### [The request]
Copy the passage of the Zionism recollections between "Ezekiel, XXXVII:27" and "Jewish state.", inclusive, swapping every occurrence of "Holocaust" for "Shoah".

-- Begin Selected extract --

Zionism Yesteday,
© by Myrna Katz Frommer &
Harvey Frommer
"Behold I will take the Children of Israel from among the nations whither
they are gone, and will gather them on every side, and bring them into their
own land."
Ezekiel, XXXVII:27
STEVE SOLENDER: I'm from the generation that was born in the Depression, grew
up during the Holocaust, and experienced as children and teenagers the birth of
the State of Israel and its first years of struggle. That's part of our
memory.
YITZ GREENBERG: The Holocaust was something that people wanted to put behind
them then. The focus was Israel. For religious Jews there was almost a kind
of messianic quality about it. We prayed for it, dreamed of it.
ADDI FRIEDMAN: I used to imagine Palestine as a little medieval city of nooks,
cranies and towers, a dusty place of Arabs with daggers and Jews living in
walled towns. I dreamt how wonderful it would be when there was, at last, a
Jewish state.
MOE SKOLER: We used to listen to the news every single night at the kitchen
table. We tried to find out what was going on. In l946, l947, we began to
hear stories about Jewish refugees trying to get into Palestine, and we began
the paper drives all around Boston, gathering and selling them and sending the
money to Palestine. I was no more than ll when I was unloading trucks of
newspapers.
BALFOUR BRICKNER: Our favorite pastime as kids was picketing the British
consulate in Cleveland. Our struggle was to create the State of Israel.
YITZ GREENGERG: From the age of about l2 on, I went out with Jewish National
Fund boxes into the Brooklyn subways to collect money for Israel. It seemed
the riders on the West End line which ran through Borough Park didn't give
much. The best subway was the Brighton Beach line. Somehow Jews gave more
money there.

-- End Selected extract --
-- Begin Information supplied --

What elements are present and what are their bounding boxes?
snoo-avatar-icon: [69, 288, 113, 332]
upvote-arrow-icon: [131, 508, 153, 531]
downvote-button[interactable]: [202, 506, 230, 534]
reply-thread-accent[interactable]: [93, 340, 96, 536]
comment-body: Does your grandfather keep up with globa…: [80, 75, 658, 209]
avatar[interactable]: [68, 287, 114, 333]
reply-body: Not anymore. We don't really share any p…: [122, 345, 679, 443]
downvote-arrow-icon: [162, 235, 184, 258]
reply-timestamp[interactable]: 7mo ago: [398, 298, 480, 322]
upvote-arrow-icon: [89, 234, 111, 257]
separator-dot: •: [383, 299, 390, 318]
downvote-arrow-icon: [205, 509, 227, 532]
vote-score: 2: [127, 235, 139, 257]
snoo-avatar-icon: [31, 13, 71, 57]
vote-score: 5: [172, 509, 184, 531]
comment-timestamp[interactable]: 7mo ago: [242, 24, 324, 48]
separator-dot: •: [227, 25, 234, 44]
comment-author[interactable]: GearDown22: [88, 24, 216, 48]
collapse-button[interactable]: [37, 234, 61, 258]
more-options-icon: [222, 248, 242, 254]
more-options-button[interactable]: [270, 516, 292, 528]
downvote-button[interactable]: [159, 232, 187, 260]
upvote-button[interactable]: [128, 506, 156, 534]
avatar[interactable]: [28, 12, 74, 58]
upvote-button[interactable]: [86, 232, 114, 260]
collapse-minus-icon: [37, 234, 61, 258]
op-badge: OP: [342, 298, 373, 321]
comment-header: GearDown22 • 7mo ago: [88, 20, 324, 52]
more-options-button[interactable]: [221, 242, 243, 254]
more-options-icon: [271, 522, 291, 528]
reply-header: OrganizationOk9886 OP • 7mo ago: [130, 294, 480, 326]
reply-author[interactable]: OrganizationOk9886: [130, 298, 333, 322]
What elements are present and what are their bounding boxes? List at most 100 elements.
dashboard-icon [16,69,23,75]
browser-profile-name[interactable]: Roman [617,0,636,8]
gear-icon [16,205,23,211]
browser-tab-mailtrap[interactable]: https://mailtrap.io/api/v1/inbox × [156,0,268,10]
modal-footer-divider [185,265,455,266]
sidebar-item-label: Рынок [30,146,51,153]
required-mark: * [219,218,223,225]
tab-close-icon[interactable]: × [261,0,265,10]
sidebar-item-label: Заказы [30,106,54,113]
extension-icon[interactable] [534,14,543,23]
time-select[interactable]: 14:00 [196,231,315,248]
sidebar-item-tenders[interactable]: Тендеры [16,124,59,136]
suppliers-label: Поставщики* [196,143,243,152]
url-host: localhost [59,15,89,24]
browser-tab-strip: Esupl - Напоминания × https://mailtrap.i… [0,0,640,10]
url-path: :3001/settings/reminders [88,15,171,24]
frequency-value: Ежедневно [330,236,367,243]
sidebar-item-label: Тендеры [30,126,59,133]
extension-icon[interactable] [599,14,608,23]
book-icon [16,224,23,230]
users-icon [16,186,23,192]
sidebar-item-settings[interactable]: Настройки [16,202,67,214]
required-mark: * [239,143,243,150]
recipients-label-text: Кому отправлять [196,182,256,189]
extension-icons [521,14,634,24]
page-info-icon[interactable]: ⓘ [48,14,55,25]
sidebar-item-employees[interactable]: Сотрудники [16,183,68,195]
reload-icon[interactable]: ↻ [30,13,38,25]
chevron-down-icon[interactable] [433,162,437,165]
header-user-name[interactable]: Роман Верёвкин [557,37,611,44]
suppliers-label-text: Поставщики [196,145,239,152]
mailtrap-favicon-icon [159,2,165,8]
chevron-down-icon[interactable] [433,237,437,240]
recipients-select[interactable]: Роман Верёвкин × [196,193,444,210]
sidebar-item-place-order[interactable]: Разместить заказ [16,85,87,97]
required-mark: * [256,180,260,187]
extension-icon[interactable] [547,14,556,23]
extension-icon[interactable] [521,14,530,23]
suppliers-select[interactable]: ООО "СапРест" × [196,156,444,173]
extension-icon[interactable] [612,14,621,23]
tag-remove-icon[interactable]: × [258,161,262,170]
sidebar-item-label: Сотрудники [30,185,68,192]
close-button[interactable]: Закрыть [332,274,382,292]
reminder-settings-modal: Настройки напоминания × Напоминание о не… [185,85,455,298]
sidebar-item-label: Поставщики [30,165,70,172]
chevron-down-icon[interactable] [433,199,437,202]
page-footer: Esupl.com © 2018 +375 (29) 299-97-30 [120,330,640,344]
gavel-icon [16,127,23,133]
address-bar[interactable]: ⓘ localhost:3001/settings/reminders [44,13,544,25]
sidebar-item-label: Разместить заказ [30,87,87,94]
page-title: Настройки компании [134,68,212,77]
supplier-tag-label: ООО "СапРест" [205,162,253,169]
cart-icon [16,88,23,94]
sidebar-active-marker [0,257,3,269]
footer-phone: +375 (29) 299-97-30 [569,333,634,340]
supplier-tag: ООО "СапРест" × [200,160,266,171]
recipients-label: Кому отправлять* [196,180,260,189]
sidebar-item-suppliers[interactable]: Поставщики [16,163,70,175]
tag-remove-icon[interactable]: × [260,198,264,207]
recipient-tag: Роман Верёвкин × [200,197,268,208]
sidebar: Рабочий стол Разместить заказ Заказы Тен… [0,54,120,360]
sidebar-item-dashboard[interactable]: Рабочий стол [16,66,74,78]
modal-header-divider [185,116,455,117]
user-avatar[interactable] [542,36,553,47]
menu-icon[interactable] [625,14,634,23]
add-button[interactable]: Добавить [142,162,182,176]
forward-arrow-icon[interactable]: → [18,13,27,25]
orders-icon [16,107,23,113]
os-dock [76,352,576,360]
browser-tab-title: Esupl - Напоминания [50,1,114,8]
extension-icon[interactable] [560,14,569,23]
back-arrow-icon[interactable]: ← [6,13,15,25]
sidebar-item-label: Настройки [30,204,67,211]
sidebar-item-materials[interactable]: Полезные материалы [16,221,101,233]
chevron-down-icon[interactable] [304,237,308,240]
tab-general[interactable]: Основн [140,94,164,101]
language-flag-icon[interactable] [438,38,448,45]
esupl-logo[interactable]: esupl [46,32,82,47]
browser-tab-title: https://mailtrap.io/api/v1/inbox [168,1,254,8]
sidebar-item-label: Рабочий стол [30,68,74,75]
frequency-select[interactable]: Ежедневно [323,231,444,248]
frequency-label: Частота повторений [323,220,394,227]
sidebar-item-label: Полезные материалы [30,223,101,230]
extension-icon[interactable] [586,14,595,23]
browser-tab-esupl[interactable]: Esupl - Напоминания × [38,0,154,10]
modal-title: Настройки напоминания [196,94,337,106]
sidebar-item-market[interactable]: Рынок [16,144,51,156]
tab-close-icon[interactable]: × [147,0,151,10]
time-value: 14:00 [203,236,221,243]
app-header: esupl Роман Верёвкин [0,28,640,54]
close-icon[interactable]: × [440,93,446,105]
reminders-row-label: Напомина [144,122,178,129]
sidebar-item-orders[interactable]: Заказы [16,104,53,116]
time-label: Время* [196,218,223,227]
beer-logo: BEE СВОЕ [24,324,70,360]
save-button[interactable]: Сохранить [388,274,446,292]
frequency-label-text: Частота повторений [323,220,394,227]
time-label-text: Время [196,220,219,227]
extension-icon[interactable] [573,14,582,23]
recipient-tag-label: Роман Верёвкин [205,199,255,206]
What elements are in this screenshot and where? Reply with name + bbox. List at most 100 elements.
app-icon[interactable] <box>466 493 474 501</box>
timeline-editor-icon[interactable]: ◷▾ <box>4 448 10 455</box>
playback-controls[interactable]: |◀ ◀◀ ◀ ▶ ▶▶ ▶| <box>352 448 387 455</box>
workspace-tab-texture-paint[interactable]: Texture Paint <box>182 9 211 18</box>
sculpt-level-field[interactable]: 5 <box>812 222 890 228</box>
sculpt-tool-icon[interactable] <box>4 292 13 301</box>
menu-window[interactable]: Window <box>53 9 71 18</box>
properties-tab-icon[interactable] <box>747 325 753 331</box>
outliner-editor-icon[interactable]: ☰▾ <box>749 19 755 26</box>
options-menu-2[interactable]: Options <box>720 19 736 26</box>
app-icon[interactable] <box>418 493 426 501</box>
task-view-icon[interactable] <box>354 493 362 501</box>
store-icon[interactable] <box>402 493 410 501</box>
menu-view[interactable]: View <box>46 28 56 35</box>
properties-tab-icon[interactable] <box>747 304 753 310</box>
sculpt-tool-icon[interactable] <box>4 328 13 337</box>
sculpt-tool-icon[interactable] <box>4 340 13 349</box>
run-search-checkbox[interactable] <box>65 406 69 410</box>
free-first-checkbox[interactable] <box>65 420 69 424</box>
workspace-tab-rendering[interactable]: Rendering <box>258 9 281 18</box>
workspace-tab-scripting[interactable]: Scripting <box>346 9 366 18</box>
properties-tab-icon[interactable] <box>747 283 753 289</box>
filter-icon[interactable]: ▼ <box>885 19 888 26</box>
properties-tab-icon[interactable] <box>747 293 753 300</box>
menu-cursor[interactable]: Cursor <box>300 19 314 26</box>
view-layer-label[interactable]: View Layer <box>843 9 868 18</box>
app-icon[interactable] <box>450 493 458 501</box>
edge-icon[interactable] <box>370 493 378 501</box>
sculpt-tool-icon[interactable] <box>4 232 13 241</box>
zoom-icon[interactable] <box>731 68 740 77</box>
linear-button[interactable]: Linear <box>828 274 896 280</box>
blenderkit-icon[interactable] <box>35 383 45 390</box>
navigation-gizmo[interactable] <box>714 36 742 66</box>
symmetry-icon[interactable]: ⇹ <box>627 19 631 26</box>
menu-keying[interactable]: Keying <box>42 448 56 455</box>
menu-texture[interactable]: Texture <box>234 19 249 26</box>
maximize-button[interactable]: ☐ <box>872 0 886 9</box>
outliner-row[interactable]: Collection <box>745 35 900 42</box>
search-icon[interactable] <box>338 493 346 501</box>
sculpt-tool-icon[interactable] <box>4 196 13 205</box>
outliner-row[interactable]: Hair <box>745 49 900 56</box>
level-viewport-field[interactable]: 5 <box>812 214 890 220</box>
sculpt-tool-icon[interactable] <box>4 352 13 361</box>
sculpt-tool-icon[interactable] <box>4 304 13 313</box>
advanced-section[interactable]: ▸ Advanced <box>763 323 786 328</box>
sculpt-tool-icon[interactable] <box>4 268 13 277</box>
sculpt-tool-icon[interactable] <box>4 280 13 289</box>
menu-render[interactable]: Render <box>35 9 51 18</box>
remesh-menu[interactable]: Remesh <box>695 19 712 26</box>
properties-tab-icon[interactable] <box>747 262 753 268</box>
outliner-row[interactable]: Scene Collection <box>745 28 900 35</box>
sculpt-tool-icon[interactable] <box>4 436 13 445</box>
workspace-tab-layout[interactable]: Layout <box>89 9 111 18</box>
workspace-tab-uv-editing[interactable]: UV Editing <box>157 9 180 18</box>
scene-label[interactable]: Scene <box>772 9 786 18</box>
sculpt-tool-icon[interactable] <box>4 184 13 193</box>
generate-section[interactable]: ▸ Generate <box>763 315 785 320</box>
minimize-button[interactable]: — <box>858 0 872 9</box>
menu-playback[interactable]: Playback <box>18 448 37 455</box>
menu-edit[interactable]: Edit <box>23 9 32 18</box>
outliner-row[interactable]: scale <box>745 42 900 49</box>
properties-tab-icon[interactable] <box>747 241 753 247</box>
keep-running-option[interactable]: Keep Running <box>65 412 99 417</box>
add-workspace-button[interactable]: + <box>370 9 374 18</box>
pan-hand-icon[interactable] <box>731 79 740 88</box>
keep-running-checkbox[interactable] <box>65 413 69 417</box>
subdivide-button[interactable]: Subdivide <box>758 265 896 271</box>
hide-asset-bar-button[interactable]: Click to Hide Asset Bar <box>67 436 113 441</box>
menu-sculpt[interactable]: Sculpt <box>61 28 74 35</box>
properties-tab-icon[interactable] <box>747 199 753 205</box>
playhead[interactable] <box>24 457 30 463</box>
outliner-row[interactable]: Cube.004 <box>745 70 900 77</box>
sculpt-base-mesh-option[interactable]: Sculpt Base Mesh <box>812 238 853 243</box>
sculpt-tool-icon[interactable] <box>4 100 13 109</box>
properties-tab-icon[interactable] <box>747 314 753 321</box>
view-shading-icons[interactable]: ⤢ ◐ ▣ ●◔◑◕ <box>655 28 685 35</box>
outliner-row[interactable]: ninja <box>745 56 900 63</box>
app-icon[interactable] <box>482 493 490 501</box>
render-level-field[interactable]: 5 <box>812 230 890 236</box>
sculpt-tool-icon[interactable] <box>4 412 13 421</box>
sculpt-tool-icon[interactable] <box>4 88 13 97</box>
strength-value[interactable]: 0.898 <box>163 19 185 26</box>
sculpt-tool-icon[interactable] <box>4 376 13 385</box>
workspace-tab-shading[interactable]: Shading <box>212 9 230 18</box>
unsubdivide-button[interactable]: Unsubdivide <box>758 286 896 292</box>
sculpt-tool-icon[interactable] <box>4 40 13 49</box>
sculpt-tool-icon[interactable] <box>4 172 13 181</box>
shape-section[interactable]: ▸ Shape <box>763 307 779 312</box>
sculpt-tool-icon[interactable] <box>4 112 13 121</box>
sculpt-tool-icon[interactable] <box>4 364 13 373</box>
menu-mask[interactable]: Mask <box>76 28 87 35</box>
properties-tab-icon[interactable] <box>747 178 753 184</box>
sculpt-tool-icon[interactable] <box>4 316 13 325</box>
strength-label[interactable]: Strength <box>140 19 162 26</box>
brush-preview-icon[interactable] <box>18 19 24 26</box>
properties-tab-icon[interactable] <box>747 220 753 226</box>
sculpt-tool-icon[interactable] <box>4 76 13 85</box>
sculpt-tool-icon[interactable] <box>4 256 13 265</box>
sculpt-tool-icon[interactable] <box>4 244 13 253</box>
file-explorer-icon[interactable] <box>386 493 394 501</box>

-- End Information supplied --

### [Completed task]
Ezekiel, XXXVII:27
STEVE SOLENDER: I'm from the generation that was born in the Depression, grew
up during the Shoah, and experienced as children and teenagers the birth of
the State of Israel and its first years of struggle. That's part of our
memory.
YITZ GREENBERG: The Shoah was something that people wanted to put behind
them then. The focus was Israel. For religious Jews there was almost a kind
of messianic quality about it. We prayed for it, dreamed of it.
ADDI FRIEDMAN: I used to imagine Palestine as a little medieval city of nooks,
cranies and towers, a dusty place of Arabs with daggers and Jews living in
walled towns. I dreamt how wonderful it would be when there was, at last, a
Jewish state.